▶ [To-do list]
**A)** Reproduce the passage of the paper on Korea's economic growth from "How could the" up to and including "the latter’s viewpoint.".
**B)** In the paper on Korea's economic growth, what was South Korea's GNP per capita in 1953?
**C)** Pick up the paper on the economic growth of late-comer Korea after its final sentence and carry it forward.

#### Source text ####

The Economic Growth of Late-comer Korea: The Role of Government

S. Choi(Seoul National University)

Ⅰ. Introduction

In early 20th century the Korean Peninsula was under Japanese colonial rule, and the Korean Peninsula, upon liberation in 1945, was divided into the two Koreas, in spite of their economic complementary relations. Furthermore South Korea(hereinafter Korea) fell into utter turmoil because of conflict between ideologies, eventually in 1950 it led to Korean War which lasted for three years. After Korean War, GNP per capita of Korea was 67 dollars(current prices) in 1953, 79 dollars in 1960, the annual growth rate in 1950s was 4 percent(National Statistical Office 1996, p.116). But great transformation was undergone in early 1960s. Most importantly, the growth rate was more than double 1950s’s rate, and this pace was going on keeping for almost 30 years. As a result, many changes in political, economic and social areas were made since 1960s. This paper, therefore, focuses on 1960s’ and 1970s’ period when the high growth started and lasted in Korea.

How could the high performance be possible? We can review this issue from the two viewpoints. One is to review it from the perspective of business growth, the other from the perspective of government’s role. But I will examine the economic growth of late-comer Korea from the latter’s viewpoint.

#### Record extracts ####

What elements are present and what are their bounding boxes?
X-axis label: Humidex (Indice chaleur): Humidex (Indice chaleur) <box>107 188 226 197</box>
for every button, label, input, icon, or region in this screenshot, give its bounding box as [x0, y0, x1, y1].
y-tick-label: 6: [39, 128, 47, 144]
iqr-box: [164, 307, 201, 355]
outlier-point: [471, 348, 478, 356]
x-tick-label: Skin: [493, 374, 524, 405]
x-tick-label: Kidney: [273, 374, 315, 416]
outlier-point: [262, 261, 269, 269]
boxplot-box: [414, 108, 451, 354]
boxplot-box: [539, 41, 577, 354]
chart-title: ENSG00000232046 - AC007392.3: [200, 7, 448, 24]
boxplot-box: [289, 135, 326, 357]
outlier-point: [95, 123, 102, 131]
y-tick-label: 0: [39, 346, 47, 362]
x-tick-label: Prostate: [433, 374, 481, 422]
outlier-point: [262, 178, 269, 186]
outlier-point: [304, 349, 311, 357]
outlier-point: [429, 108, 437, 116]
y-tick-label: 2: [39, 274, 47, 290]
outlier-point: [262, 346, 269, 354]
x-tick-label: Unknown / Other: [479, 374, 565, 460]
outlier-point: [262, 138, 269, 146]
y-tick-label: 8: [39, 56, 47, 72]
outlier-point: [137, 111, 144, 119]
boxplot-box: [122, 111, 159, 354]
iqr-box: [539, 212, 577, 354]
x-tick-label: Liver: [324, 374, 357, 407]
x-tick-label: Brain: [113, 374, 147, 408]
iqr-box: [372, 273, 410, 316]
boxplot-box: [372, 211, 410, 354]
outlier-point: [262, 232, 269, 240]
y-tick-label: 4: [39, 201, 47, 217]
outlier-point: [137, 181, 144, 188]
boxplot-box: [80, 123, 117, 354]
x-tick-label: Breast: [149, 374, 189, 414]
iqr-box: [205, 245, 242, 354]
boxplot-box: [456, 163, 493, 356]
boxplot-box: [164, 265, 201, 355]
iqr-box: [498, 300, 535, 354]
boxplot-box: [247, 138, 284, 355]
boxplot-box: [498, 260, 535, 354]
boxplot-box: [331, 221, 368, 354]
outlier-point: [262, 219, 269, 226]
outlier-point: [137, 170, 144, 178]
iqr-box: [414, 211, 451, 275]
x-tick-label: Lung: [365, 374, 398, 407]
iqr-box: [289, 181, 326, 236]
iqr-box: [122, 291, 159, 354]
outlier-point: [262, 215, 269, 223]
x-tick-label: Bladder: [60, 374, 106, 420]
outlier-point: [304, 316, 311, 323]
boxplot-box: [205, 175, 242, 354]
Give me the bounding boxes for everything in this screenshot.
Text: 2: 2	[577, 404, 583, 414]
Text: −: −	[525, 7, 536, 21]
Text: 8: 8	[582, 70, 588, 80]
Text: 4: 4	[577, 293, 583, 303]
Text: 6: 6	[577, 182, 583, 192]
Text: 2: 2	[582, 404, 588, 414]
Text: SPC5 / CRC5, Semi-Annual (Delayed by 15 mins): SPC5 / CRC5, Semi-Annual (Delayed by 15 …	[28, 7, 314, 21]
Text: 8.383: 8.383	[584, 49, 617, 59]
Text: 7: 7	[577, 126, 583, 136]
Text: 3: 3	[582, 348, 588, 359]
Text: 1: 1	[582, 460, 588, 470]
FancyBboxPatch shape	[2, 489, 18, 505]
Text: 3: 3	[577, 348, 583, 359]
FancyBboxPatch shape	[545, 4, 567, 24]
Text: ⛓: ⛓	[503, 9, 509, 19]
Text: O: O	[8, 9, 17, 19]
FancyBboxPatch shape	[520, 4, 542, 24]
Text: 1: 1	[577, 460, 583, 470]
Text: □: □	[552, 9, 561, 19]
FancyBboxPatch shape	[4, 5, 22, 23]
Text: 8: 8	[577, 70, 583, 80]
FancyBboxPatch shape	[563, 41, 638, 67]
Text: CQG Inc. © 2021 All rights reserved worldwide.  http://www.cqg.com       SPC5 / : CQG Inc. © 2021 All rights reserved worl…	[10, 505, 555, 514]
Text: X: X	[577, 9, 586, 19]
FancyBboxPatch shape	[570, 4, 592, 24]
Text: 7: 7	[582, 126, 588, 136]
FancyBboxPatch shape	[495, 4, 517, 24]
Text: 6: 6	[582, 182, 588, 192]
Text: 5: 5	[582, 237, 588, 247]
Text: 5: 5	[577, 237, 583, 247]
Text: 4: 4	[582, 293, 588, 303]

####

▶ [Solved problems]
**A)**
How could the high performance be possible? We can review this issue from the two viewpoints. One is to review it from the perspective of business growth, the other from the perspective of government’s role. But I will examine the economic growth of late-comer Korea from the latter’s viewpoint.

**B)** 67 dollars, at current prices.

**C)**
Many researchers began to pay attention to the role of government since A. Gerschenkron(1966) proposed that the role of government, unlike advanced countries, was a very important factor in the economic growth of late-comer countries. The role of government, of course, was assessed as either neo-classical view which argued that it was the intervention to get the prices right, or developmental state view which argued for the intervention to get the prices wrong. The former studied mainly the effect of market-friendly policies on the export promotion, and the latter focused on risk-sharing system to increase investment. The incentive system to change the behavior of economic players, of course, matters greatly to economic growth. Therefore, many researchers have ever studied the characteristics of incentive system that were made by policies and institutions.

This paper focused on government organization to formulate and implement policies and institutions, also tried to study the causes to have an effect on the policy execution than the incentive system. This paper will study three topics as follows. 1) What are the characteristics of the Korean development strategy to be formed in the early 1960s? 2) It is to study the role of Economic Planning Board to execute this development strategy effectively. 3) It is to study the institution to help coordinate the incentive system with the changes in economic situation.

II. Formation of the Korean Development Strategy

There has been an argument that Korean economy achieved quick growth due to the introduction of export-oriented industrialization policy. Of course, it's not completely wrong, but it doesn't provide an accurate explanation about the process of its quick growth, either. If it's true that a shift from import substitution industrialization policy to export-oriented industrialization policy is the only factor for quick growth, the problems with the economic growth of developing countries will be considered much easier. This chapter will review the formation process and characteristics of the development strategy introduced in the early 1960s.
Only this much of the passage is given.